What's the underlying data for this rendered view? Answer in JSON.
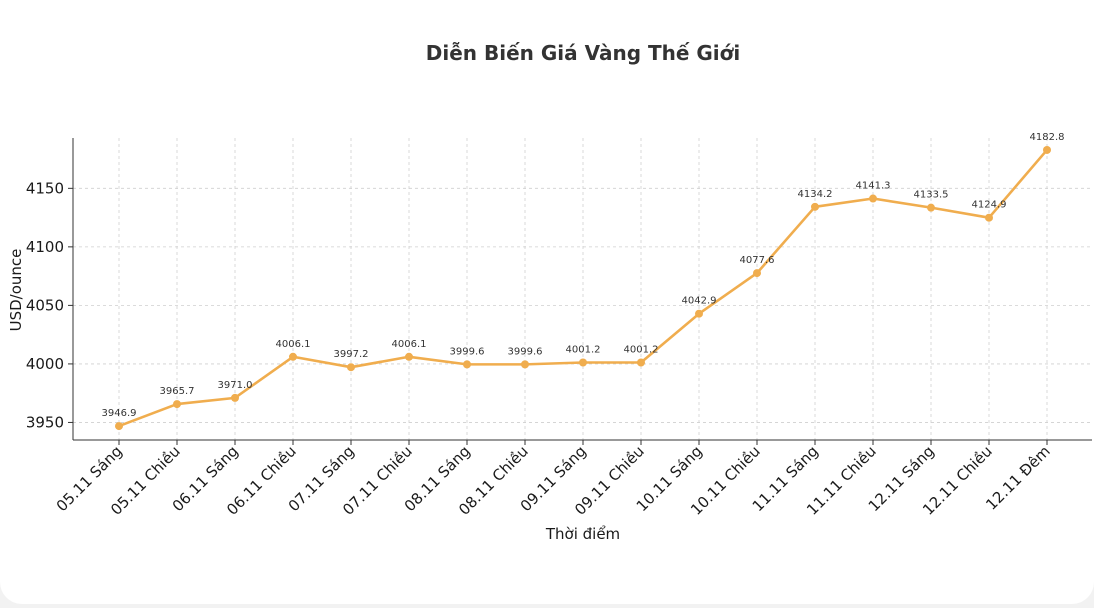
{
  "chart_data": {
    "type": "line",
    "title": "Diễn Biến Giá Vàng Thế Giới",
    "xlabel": "Thời điểm",
    "ylabel": "USD/ounce",
    "categories": [
      "05.11 Sáng",
      "05.11 Chiều",
      "06.11 Sáng",
      "06.11 Chiều",
      "07.11 Sáng",
      "07.11 Chiều",
      "08.11 Sáng",
      "08.11 Chiều",
      "09.11 Sáng",
      "09.11 Chiều",
      "10.11 Sáng",
      "10.11 Chiều",
      "11.11 Sáng",
      "11.11 Chiều",
      "12.11 Sáng",
      "12.11 Chiều",
      "12.11 Đêm"
    ],
    "values": [
      3946.9,
      3965.7,
      3971.0,
      4006.1,
      3997.2,
      4006.1,
      3999.6,
      3999.6,
      4001.2,
      4001.2,
      4042.9,
      4077.6,
      4134.2,
      4141.3,
      4133.5,
      4124.9,
      4182.8
    ],
    "value_labels": [
      "3946.9",
      "3965.7",
      "3971.0",
      "4006.1",
      "3997.2",
      "4006.1",
      "3999.6",
      "3999.6",
      "4001.2",
      "4001.2",
      "4042.9",
      "4077.6",
      "4134.2",
      "4141.3",
      "4133.5",
      "4124.9",
      "4182.8"
    ],
    "yticks": [
      3950,
      4000,
      4050,
      4100,
      4150
    ],
    "ylim": [
      3935,
      4193
    ],
    "grid": true,
    "line_color": "#F0AD4E"
  }
}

======

#### [Your objective]
Of the lines above, copy each that contains "Chiều".

#### [Written reply]
      "05.11 Chiều",
      "06.11 Chiều",
      "07.11 Chiều",
      "08.11 Chiều",
      "09.11 Chiều",
      "10.11 Chiều",
      "11.11 Chiều",
      "12.11 Chiều",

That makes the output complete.